* BEGIN Data rows *
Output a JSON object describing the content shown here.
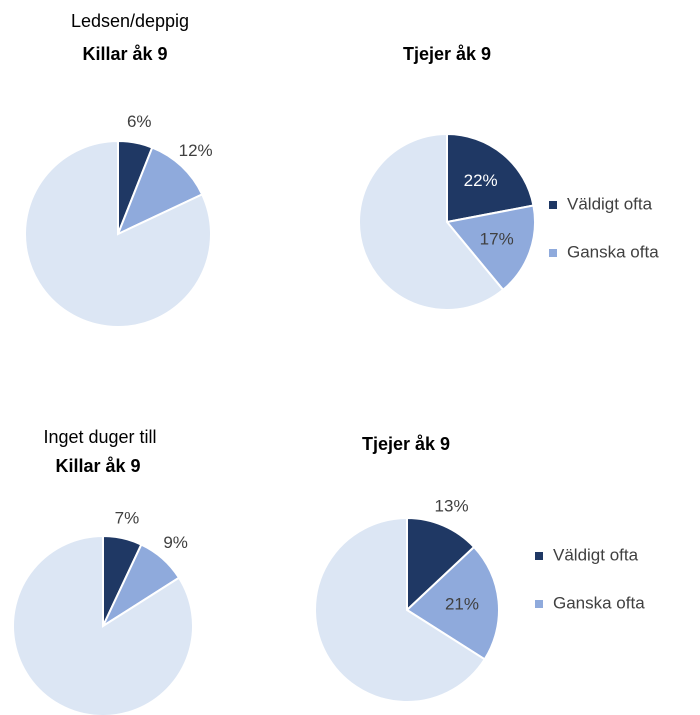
{
  "chart_data": [
    {
      "type": "pie",
      "heading": "Ledsen/deppig",
      "title": "Killar åk 9",
      "values": [
        6,
        12,
        82
      ],
      "value_labels": [
        "6%",
        "12%",
        null
      ],
      "colors": [
        "#1f3864",
        "#8faadc",
        "#dce6f4"
      ],
      "label_position": "outside",
      "legend": false
    },
    {
      "type": "pie",
      "title": "Tjejer åk 9",
      "categories": [
        "Väldigt ofta",
        "Ganska ofta",
        null
      ],
      "values": [
        22,
        17,
        61
      ],
      "value_labels": [
        "22%",
        "17%",
        null
      ],
      "colors": [
        "#1f3864",
        "#8faadc",
        "#dce6f4"
      ],
      "label_position": "inside",
      "legend": true
    },
    {
      "type": "pie",
      "heading": "Inget duger till",
      "title": "Killar åk 9",
      "values": [
        7,
        9,
        84
      ],
      "value_labels": [
        "7%",
        "9%",
        null
      ],
      "colors": [
        "#1f3864",
        "#8faadc",
        "#dce6f4"
      ],
      "label_position": "outside",
      "legend": false
    },
    {
      "type": "pie",
      "title": "Tjejer åk 9",
      "categories": [
        "Väldigt ofta",
        "Ganska ofta",
        null
      ],
      "values": [
        13,
        21,
        66
      ],
      "value_labels": [
        "13%",
        "21%",
        null
      ],
      "colors": [
        "#1f3864",
        "#8faadc",
        "#dce6f4"
      ],
      "label_position": "mixed",
      "legend": true
    }
  ]
}
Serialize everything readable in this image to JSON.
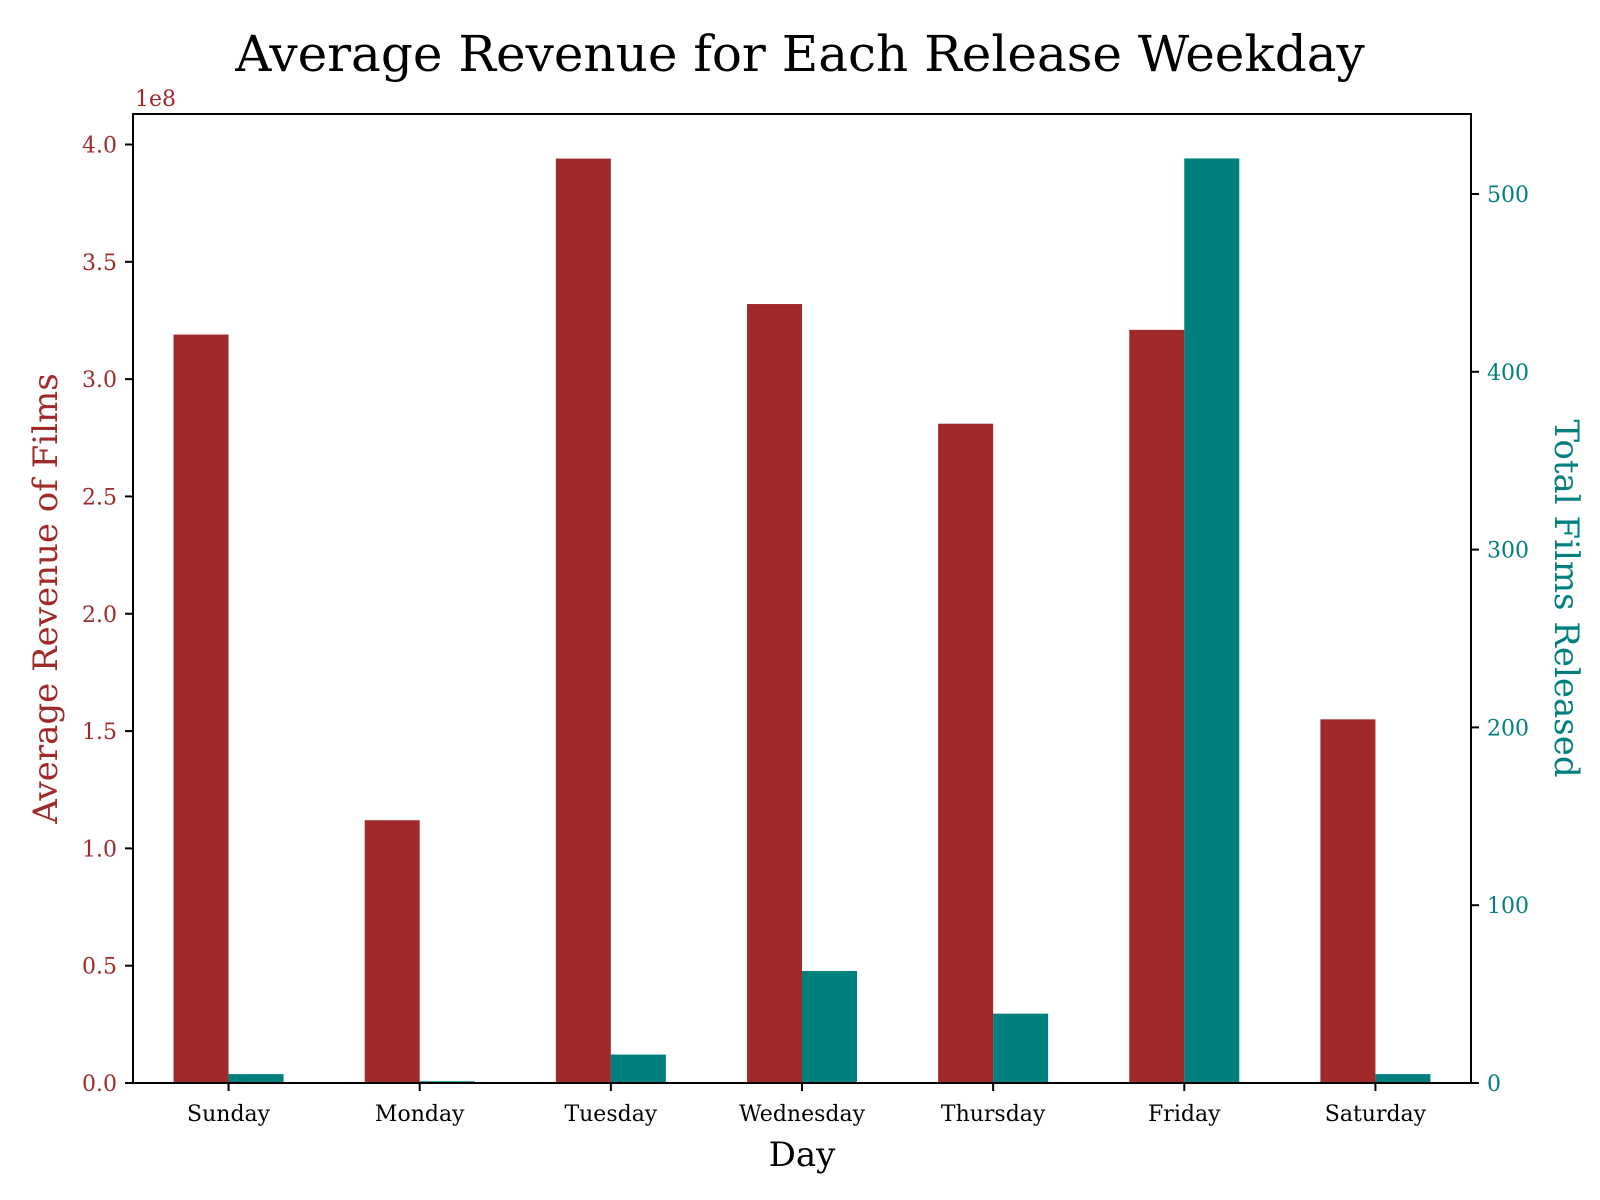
{
  "chart_data": {
    "type": "bar",
    "title": "Average Revenue for Each Release Weekday",
    "xlabel": "Day",
    "categories": [
      "Sunday",
      "Monday",
      "Tuesday",
      "Wednesday",
      "Thursday",
      "Friday",
      "Saturday"
    ],
    "left_axis": {
      "label": "Average Revenue of Films",
      "multiplier_label": "1e8",
      "range": [
        0,
        4.13
      ],
      "ticks": [
        "0.0",
        "0.5",
        "1.0",
        "1.5",
        "2.0",
        "2.5",
        "3.0",
        "3.5",
        "4.0"
      ],
      "tick_values": [
        0,
        0.5,
        1.0,
        1.5,
        2.0,
        2.5,
        3.0,
        3.5,
        4.0
      ],
      "color": "#a0292a"
    },
    "right_axis": {
      "label": "Total Films Released",
      "range": [
        0,
        545
      ],
      "ticks": [
        "0",
        "100",
        "200",
        "300",
        "400",
        "500"
      ],
      "tick_values": [
        0,
        100,
        200,
        300,
        400,
        500
      ],
      "color": "#007f7f"
    },
    "series": [
      {
        "axis": "left",
        "color": "#a0292a",
        "values": [
          319000000,
          112000000,
          394000000,
          332000000,
          281000000,
          321000000,
          155000000
        ]
      },
      {
        "axis": "right",
        "color": "#007f7f",
        "values": [
          5,
          1,
          16,
          63,
          39,
          520,
          5
        ]
      }
    ],
    "grid": false
  }
}
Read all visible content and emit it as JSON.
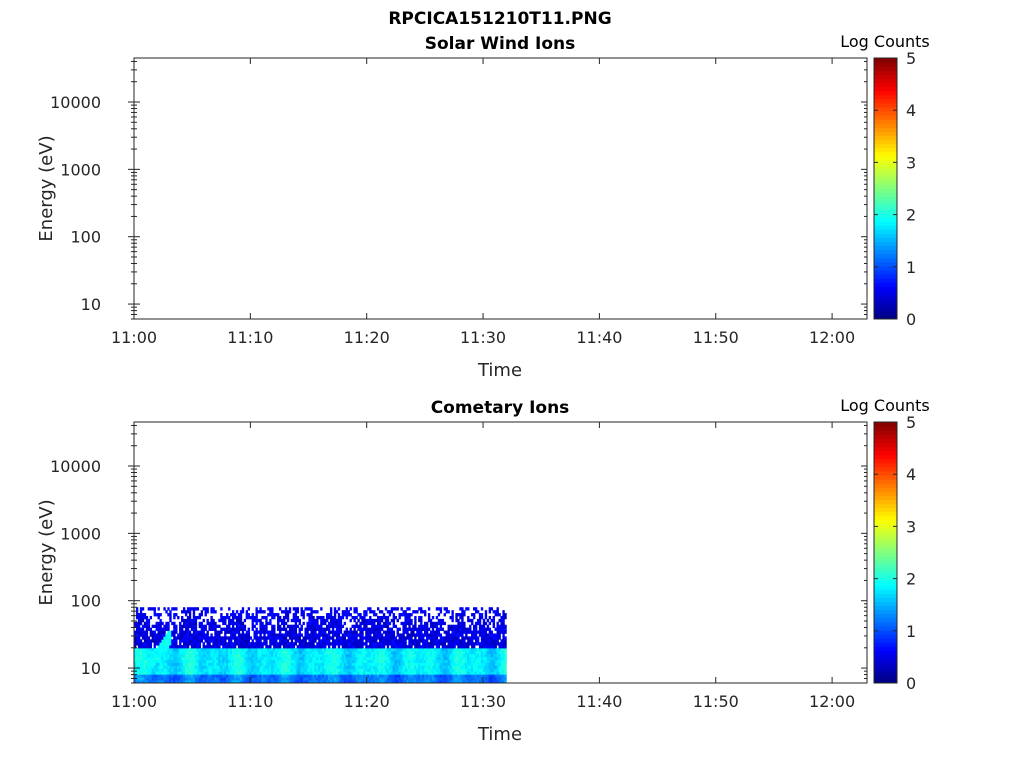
* END Data rows *
Omit the pictures and give the material again, exactly and in full.

> The answer
Output a JSON object describing the content shown here.
{
  "chart_data": [
    {
      "type": "pie",
      "heading": "Ledsen/deppig",
      "title": "Killar åk 9",
      "values": [
        6,
        12,
        82
      ],
      "value_labels": [
        "6%",
        "12%",
        null
      ],
      "colors": [
        "#1f3864",
        "#8faadc",
        "#dce6f4"
      ],
      "label_position": "outside",
      "legend": false
    },
    {
      "type": "pie",
      "title": "Tjejer åk 9",
      "categories": [
        "Väldigt ofta",
        "Ganska ofta",
        null
      ],
      "values": [
        22,
        17,
        61
      ],
      "value_labels": [
        "22%",
        "17%",
        null
      ],
      "colors": [
        "#1f3864",
        "#8faadc",
        "#dce6f4"
      ],
      "label_position": "inside",
      "legend": true
    },
    {
      "type": "pie",
      "heading": "Inget duger till",
      "title": "Killar åk 9",
      "values": [
        7,
        9,
        84
      ],
      "value_labels": [
        "7%",
        "9%",
        null
      ],
      "colors": [
        "#1f3864",
        "#8faadc",
        "#dce6f4"
      ],
      "label_position": "outside",
      "legend": false
    },
    {
      "type": "pie",
      "title": "Tjejer åk 9",
      "categories": [
        "Väldigt ofta",
        "Ganska ofta",
        null
      ],
      "values": [
        13,
        21,
        66
      ],
      "value_labels": [
        "13%",
        "21%",
        null
      ],
      "colors": [
        "#1f3864",
        "#8faadc",
        "#dce6f4"
      ],
      "label_position": "mixed",
      "legend": true
    }
  ]
}
Serialize everything readable in this image to JSON.
{
  "chart_data": {
    "type": "bar",
    "title": "Average Revenue for Each Release Weekday",
    "xlabel": "Day",
    "categories": [
      "Sunday",
      "Monday",
      "Tuesday",
      "Wednesday",
      "Thursday",
      "Friday",
      "Saturday"
    ],
    "left_axis": {
      "label": "Average Revenue of Films",
      "multiplier_label": "1e8",
      "range": [
        0,
        4.13
      ],
      "ticks": [
        "0.0",
        "0.5",
        "1.0",
        "1.5",
        "2.0",
        "2.5",
        "3.0",
        "3.5",
        "4.0"
      ],
      "tick_values": [
        0,
        0.5,
        1.0,
        1.5,
        2.0,
        2.5,
        3.0,
        3.5,
        4.0
      ],
      "color": "#a0292a"
    },
    "right_axis": {
      "label": "Total Films Released",
      "range": [
        0,
        545
      ],
      "ticks": [
        "0",
        "100",
        "200",
        "300",
        "400",
        "500"
      ],
      "tick_values": [
        0,
        100,
        200,
        300,
        400,
        500
      ],
      "color": "#007f7f"
    },
    "series": [
      {
        "axis": "left",
        "color": "#a0292a",
        "values": [
          319000000,
          112000000,
          394000000,
          332000000,
          281000000,
          321000000,
          155000000
        ]
      },
      {
        "axis": "right",
        "color": "#007f7f",
        "values": [
          5,
          1,
          16,
          63,
          39,
          520,
          5
        ]
      }
    ],
    "grid": false
  }
}
Read all visible content and emit it as JSON.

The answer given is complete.